| SET PROBLEM |
Leave out the pictures and copy every record exactly.

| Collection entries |
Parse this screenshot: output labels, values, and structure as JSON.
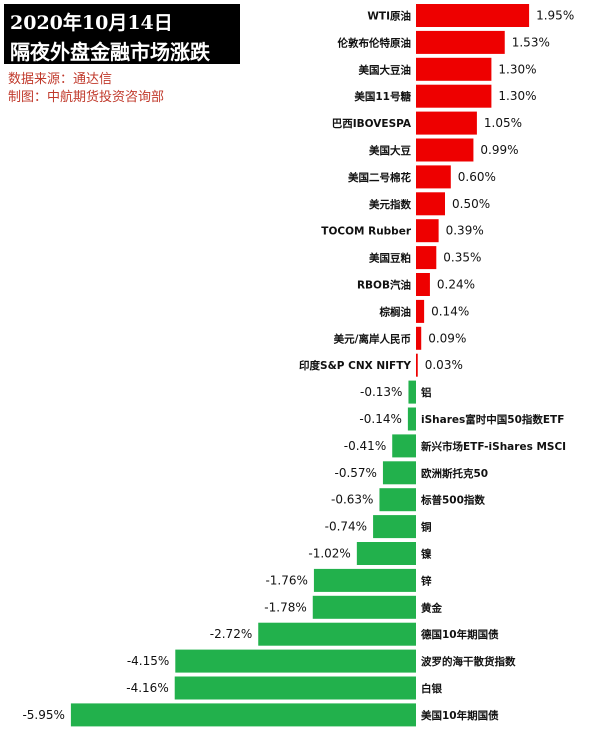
{
  "header": {
    "date_line": "2020年10月14日",
    "title_line": "隔夜外盘金融市场涨跌",
    "source": "数据来源：通达信",
    "maker": "制图：中航期货投资咨询部"
  },
  "colors": {
    "positive": "#ee0000",
    "negative": "#22b14c",
    "title_bg": "#000000",
    "source_text": "#c0392b"
  },
  "chart_data": {
    "type": "bar",
    "orientation": "horizontal",
    "unit": "%",
    "categories": [
      "WTI原油",
      "伦敦布伦特原油",
      "美国大豆油",
      "美国11号糖",
      "巴西IBOVESPA",
      "美国大豆",
      "美国二号棉花",
      "美元指数",
      "TOCOM Rubber",
      "美国豆粕",
      "RBOB汽油",
      "棕榈油",
      "美元/离岸人民币",
      "印度S&P CNX NIFTY",
      "铝",
      "iShares富时中国50指数ETF",
      "新兴市场ETF-iShares MSCI",
      "欧洲斯托克50",
      "标普500指数",
      "铜",
      "镍",
      "锌",
      "黄金",
      "德国10年期国债",
      "波罗的海干散货指数",
      "白银",
      "美国10年期国债"
    ],
    "values": [
      1.95,
      1.53,
      1.3,
      1.3,
      1.05,
      0.99,
      0.6,
      0.5,
      0.39,
      0.35,
      0.24,
      0.14,
      0.09,
      0.03,
      -0.13,
      -0.14,
      -0.41,
      -0.57,
      -0.63,
      -0.74,
      -1.02,
      -1.76,
      -1.78,
      -2.72,
      -4.15,
      -4.16,
      -5.95
    ],
    "value_labels": [
      "1.95%",
      "1.53%",
      "1.30%",
      "1.30%",
      "1.05%",
      "0.99%",
      "0.60%",
      "0.50%",
      "0.39%",
      "0.35%",
      "0.24%",
      "0.14%",
      "0.09%",
      "0.03%",
      "-0.13%",
      "-0.14%",
      "-0.41%",
      "-0.57%",
      "-0.63%",
      "-0.74%",
      "-1.02%",
      "-1.76%",
      "-1.78%",
      "-2.72%",
      "-4.15%",
      "-4.16%",
      "-5.95%"
    ],
    "legend": "none",
    "grid": false
  }
}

| THE REPLY |
Parse this screenshot: output labels, values, and structure as JSON.
{
  "header": {
    "date_line": "2020年10月14日",
    "title_line": "隔夜外盘金融市场涨跌",
    "source": "数据来源：通达信",
    "maker": "制图：中航期货投资咨询部"
  },
  "colors": {
    "positive": "#ee0000",
    "negative": "#22b14c",
    "title_bg": "#000000",
    "source_text": "#c0392b"
  },
  "chart_data": {
    "type": "bar",
    "orientation": "horizontal",
    "unit": "%",
    "categories": [
      "WTI原油",
      "伦敦布伦特原油",
      "美国大豆油",
      "美国11号糖",
      "巴西IBOVESPA",
      "美国大豆",
      "美国二号棉花",
      "美元指数",
      "TOCOM Rubber",
      "美国豆粕",
      "RBOB汽油",
      "棕榈油",
      "美元/离岸人民币",
      "印度S&P CNX NIFTY",
      "铝",
      "iShares富时中国50指数ETF",
      "新兴市场ETF-iShares MSCI",
      "欧洲斯托克50",
      "标普500指数",
      "铜",
      "镍",
      "锌",
      "黄金",
      "德国10年期国债",
      "波罗的海干散货指数",
      "白银",
      "美国10年期国债"
    ],
    "values": [
      1.95,
      1.53,
      1.3,
      1.3,
      1.05,
      0.99,
      0.6,
      0.5,
      0.39,
      0.35,
      0.24,
      0.14,
      0.09,
      0.03,
      -0.13,
      -0.14,
      -0.41,
      -0.57,
      -0.63,
      -0.74,
      -1.02,
      -1.76,
      -1.78,
      -2.72,
      -4.15,
      -4.16,
      -5.95
    ],
    "value_labels": [
      "1.95%",
      "1.53%",
      "1.30%",
      "1.30%",
      "1.05%",
      "0.99%",
      "0.60%",
      "0.50%",
      "0.39%",
      "0.35%",
      "0.24%",
      "0.14%",
      "0.09%",
      "0.03%",
      "-0.13%",
      "-0.14%",
      "-0.41%",
      "-0.57%",
      "-0.63%",
      "-0.74%",
      "-1.02%",
      "-1.76%",
      "-1.78%",
      "-2.72%",
      "-4.15%",
      "-4.16%",
      "-5.95%"
    ],
    "legend": "none",
    "grid": false
  }
}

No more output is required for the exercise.